* [Liste des tâches]
a: Répondez à ces questions sur le texte :
(i) Dans quelle collection et chez quel éditeur paraît le livre présenté ?
(ii) Qui a écrit ce livre ?
(iii) Comment le ton employé dans ce livre est-il qualifié ?
b: Réécrivez le passage du texte qui commence à « Le dernier livre » et se termine à « de notre société. », en y remplaçant « urgente » par « réelle ».

Le dernier livre de la collection Le mot est faible des Éditions Anamosa est encore une fois d’une urgente utilité. Au plus près de l’actualité moribonde, Universalisme tente d’éclaircir un terme dévoyé par les intellectuel.le.s réactionnaires. Julien Suaudeau et Mame-Fatou Niang proposent un texte puissamment politique qui critique le pseudo-universalisme qui s’opposerait à la pensée décoloniale et intersectionnelle. Le mot universalisme est bien affaibli dans une époque qui préfère créer des maux venant soi-disant de celles et ceux qui cherchent à mener des réflexions ouvertes sur les oppressions systémiques de notre société.
Le ton qu’utilisent Julien Suaudeau et Mame-Fatou Niang est volontairement offensif. Le pseudo-universalisme est celui de la négation, du refus de comprendre la continuité de notre histoire coloniale et raciste. Selon les deux auteurices, l’universalisme tel que penser à l’origine ne peut qu’être « postcolonial, [et] qui doit œuvrer à une société post-raciste ». Les propos reportés dans Universalisme sont souvent ceux de personnalités politiques actuellement au gouvernement, et même à la tête de l’état français. C’est dire à quel point un texte démontrant l’ineptie du pseudo-universalisme est nécessaire, pour lutter contre le pire qui sévit actuellement.

* [Données fournies]
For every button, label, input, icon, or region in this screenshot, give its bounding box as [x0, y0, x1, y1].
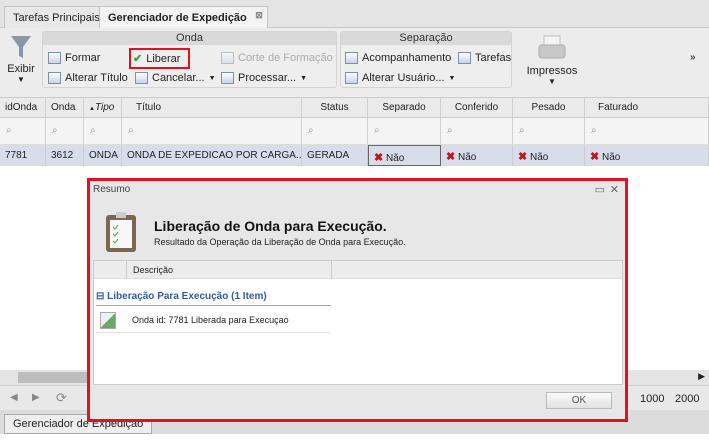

* [Résultats de l'exercice]
a:
(i) Dans la collection Le mot est faible, aux Éditions Anamosa.
(ii) Julien Suaudeau et Mame-Fatou Niang.
(iii) Volontairement offensif.

b:
Le dernier livre de la collection Le mot est faible des Éditions Anamosa est encore une fois d’une réelle utilité. Au plus près de l’actualité moribonde, Universalisme tente d’éclaircir un terme dévoyé par les intellectuel.le.s réactionnaires. Julien Suaudeau et Mame-Fatou Niang proposent un texte puissamment politique qui critique le pseudo-universalisme qui s’opposerait à la pensée décoloniale et intersectionnelle. Le mot universalisme est bien affaibli dans une époque qui préfère créer des maux venant soi-disant de celles et ceux qui cherchent à mener des réflexions ouvertes sur les oppressions systémiques de notre société.